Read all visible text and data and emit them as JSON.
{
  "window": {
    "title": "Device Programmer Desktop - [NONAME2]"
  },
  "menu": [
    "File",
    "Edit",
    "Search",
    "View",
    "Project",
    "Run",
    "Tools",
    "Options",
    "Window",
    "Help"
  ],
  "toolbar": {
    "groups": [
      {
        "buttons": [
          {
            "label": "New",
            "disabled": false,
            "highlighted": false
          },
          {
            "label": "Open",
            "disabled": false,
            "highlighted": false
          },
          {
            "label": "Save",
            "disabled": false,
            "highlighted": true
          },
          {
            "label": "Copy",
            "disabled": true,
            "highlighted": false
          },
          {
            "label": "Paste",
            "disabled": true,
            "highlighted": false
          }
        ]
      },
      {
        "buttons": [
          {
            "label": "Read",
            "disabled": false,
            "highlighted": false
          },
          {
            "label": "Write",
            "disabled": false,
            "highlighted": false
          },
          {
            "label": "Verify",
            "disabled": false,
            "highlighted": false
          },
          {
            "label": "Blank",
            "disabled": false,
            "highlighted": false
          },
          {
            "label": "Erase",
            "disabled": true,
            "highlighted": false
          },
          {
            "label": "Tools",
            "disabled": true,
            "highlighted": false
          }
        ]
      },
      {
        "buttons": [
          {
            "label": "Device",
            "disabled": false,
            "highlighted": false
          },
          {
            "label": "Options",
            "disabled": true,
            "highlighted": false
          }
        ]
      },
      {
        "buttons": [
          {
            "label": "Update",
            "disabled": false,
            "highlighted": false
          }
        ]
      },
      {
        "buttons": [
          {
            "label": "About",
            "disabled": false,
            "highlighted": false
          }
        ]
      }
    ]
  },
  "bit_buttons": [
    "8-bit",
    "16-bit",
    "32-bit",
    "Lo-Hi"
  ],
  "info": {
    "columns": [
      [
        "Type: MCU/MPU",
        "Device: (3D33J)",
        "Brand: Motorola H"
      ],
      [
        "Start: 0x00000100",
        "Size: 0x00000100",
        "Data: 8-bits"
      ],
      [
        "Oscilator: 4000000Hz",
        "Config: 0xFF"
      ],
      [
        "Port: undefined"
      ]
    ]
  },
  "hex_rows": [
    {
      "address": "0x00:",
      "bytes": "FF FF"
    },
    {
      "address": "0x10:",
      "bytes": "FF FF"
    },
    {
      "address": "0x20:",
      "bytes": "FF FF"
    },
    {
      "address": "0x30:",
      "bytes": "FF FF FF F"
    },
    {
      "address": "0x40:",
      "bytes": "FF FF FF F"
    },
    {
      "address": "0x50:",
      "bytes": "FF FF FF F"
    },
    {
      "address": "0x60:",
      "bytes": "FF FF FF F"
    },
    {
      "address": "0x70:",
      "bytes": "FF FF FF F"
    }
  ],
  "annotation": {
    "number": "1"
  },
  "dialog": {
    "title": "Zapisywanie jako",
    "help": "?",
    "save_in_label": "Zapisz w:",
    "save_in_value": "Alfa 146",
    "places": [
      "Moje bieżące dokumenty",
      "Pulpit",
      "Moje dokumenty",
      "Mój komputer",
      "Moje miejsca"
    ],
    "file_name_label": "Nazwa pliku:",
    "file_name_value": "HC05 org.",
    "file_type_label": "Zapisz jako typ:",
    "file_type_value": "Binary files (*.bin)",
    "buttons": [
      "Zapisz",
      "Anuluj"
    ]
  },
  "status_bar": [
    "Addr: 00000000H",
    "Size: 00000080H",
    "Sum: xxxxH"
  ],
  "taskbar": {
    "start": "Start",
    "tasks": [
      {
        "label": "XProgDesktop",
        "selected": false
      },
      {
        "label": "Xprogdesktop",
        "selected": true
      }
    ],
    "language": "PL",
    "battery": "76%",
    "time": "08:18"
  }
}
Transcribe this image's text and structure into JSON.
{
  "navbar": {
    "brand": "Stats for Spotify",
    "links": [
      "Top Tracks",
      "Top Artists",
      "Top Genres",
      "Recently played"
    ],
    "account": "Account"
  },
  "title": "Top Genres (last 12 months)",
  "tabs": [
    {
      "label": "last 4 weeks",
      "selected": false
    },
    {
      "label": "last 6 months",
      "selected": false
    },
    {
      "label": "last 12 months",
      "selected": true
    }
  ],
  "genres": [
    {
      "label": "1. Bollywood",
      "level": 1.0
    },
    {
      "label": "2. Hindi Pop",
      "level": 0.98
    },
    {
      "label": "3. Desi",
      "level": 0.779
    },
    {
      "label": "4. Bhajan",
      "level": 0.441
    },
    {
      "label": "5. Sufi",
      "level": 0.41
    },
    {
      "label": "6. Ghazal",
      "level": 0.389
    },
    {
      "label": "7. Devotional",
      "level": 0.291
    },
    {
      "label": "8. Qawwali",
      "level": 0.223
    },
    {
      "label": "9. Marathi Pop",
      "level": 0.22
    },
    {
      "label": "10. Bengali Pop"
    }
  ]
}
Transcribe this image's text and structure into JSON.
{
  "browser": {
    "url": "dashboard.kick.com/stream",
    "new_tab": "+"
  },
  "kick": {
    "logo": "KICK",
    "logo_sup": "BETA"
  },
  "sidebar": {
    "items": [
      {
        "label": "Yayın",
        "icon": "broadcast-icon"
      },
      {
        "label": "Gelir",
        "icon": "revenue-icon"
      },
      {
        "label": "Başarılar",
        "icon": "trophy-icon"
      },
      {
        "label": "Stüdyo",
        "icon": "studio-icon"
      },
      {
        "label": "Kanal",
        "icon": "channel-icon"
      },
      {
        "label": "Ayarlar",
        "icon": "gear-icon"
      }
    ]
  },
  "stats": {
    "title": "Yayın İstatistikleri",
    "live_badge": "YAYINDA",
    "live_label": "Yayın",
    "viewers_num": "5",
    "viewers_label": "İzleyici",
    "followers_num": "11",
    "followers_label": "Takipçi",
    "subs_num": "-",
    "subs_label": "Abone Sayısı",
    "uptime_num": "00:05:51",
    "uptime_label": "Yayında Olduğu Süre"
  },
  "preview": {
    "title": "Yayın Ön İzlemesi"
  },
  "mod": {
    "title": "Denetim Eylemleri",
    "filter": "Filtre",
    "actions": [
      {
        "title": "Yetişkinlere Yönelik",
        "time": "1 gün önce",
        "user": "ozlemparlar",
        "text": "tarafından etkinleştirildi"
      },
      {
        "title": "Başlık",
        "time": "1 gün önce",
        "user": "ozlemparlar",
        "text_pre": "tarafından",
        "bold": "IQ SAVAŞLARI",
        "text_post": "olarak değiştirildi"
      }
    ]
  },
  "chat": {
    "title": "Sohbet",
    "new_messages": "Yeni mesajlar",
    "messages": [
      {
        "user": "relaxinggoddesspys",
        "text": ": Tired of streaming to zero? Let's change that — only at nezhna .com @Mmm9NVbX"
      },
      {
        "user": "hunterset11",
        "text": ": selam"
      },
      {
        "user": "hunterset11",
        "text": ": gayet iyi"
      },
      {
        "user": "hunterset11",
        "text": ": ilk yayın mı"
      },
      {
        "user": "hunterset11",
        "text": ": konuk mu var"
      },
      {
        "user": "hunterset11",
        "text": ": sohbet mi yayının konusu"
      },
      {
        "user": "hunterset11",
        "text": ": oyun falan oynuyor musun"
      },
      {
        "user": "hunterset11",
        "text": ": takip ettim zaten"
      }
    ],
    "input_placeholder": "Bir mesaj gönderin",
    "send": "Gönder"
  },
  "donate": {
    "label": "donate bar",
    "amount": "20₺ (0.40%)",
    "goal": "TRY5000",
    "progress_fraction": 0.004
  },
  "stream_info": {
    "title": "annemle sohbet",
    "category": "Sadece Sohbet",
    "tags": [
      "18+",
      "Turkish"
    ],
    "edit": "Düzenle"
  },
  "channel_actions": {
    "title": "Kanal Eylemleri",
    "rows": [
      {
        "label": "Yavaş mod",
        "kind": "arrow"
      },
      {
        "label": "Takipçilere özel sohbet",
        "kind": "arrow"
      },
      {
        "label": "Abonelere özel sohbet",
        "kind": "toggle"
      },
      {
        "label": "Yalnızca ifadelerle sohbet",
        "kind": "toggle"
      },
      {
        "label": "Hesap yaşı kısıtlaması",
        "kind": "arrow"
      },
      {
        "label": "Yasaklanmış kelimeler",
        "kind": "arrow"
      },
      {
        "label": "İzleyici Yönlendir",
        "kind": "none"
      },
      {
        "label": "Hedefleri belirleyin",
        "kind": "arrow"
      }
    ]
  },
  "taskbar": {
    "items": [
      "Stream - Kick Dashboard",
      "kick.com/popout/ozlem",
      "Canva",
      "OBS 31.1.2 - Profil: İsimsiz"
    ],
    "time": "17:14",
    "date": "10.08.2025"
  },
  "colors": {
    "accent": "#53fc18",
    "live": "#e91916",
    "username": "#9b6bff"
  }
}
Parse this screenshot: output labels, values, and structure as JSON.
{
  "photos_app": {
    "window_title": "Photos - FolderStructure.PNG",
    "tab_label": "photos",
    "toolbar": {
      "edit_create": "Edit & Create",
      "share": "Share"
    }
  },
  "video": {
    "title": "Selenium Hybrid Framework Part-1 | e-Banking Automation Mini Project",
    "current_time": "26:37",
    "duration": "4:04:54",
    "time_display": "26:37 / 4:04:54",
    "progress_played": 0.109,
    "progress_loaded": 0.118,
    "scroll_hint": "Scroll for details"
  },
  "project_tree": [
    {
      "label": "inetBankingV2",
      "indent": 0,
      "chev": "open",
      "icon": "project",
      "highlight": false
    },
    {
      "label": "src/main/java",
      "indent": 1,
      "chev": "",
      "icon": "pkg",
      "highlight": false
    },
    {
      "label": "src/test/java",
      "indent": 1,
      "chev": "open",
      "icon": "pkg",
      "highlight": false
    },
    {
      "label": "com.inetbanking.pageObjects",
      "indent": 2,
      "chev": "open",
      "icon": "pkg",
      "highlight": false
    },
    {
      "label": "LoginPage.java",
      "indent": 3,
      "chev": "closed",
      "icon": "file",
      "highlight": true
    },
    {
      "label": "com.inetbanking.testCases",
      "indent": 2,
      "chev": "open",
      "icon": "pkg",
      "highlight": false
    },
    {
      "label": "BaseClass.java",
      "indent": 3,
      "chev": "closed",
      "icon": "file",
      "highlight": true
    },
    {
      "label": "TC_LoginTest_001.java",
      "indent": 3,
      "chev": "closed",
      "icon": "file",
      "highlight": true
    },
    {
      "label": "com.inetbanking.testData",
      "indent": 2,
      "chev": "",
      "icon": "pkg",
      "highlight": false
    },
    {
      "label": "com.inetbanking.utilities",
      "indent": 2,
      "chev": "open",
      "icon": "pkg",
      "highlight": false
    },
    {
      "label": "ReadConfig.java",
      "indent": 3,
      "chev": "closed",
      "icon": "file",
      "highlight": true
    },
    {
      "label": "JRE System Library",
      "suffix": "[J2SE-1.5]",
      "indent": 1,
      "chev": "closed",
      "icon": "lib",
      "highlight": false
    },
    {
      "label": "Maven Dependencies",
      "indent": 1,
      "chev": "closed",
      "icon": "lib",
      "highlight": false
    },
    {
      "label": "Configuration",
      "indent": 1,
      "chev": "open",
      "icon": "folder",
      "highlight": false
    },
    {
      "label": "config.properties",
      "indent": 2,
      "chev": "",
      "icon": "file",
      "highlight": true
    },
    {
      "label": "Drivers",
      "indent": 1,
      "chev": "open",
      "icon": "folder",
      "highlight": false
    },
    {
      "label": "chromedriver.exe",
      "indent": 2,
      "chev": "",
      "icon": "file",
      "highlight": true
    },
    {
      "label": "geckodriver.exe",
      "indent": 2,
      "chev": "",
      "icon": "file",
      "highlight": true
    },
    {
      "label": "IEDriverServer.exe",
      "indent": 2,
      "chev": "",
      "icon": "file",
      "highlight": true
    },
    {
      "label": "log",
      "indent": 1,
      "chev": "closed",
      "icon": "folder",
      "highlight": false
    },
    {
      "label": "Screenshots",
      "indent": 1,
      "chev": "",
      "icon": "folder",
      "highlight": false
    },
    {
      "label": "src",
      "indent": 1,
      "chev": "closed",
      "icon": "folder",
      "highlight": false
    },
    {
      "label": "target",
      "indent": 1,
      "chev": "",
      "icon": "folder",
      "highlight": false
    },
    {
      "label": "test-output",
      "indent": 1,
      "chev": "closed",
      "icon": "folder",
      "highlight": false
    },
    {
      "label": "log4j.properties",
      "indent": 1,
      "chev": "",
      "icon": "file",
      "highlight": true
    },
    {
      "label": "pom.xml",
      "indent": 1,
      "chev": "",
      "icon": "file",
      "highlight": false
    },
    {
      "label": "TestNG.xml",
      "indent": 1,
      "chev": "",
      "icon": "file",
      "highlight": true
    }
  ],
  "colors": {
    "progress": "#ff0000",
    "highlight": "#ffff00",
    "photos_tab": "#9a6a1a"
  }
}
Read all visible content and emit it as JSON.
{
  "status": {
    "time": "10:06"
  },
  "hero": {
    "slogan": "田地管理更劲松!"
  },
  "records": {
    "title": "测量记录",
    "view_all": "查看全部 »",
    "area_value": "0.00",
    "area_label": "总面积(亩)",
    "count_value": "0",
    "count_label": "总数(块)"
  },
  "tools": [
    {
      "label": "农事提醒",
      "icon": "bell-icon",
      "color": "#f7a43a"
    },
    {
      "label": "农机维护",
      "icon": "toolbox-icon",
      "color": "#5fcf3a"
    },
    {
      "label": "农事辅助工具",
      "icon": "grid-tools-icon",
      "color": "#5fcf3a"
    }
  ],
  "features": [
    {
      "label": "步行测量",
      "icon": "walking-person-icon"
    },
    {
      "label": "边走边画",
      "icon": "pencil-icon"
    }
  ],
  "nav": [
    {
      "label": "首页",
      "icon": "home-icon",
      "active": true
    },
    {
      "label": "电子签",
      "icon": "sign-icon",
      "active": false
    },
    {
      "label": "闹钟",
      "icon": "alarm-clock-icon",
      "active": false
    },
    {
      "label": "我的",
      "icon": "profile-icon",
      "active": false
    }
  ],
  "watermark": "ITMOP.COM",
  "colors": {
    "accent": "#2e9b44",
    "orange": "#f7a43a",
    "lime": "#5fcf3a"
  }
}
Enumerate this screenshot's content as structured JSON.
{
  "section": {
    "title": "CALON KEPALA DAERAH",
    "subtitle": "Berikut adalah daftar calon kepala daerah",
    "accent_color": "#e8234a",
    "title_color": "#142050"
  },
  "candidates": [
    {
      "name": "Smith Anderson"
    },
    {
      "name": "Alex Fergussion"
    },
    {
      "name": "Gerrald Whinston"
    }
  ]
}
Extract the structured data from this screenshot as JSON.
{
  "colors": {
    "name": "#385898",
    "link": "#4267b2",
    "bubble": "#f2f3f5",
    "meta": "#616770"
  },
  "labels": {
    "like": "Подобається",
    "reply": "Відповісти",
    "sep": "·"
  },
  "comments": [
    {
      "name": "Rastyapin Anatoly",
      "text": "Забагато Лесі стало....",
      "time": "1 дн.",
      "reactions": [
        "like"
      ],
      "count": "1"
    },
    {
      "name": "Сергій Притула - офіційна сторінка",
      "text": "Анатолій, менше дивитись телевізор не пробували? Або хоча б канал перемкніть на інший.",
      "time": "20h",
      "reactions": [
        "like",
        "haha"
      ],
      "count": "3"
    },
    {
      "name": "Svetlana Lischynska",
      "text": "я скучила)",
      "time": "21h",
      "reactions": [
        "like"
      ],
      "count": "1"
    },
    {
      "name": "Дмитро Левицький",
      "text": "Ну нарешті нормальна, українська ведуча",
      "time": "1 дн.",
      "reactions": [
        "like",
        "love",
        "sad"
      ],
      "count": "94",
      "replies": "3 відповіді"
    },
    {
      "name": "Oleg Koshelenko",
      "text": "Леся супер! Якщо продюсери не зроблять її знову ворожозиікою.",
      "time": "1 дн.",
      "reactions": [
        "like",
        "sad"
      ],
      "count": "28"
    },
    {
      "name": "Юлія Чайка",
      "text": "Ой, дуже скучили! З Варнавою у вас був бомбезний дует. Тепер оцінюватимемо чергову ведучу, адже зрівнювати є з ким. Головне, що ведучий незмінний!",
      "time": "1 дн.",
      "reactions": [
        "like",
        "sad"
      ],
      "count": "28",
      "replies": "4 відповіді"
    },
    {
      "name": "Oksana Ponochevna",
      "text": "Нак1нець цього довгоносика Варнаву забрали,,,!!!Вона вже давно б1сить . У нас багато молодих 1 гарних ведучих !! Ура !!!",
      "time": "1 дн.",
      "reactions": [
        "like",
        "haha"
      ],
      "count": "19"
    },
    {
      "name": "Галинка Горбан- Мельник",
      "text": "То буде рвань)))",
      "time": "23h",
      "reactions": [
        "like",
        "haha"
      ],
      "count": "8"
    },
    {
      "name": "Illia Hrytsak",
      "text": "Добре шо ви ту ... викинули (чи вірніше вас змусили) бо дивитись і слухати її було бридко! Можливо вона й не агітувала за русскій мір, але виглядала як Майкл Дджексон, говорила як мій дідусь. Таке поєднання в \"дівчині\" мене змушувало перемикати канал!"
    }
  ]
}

—————

● **Exercise directions**:
Search the records above for the string "selected". Copy every line that contains it.

● **Reply**:
        "selected": false
        "selected": true
      "selected": false
      "selected": false
      "selected": true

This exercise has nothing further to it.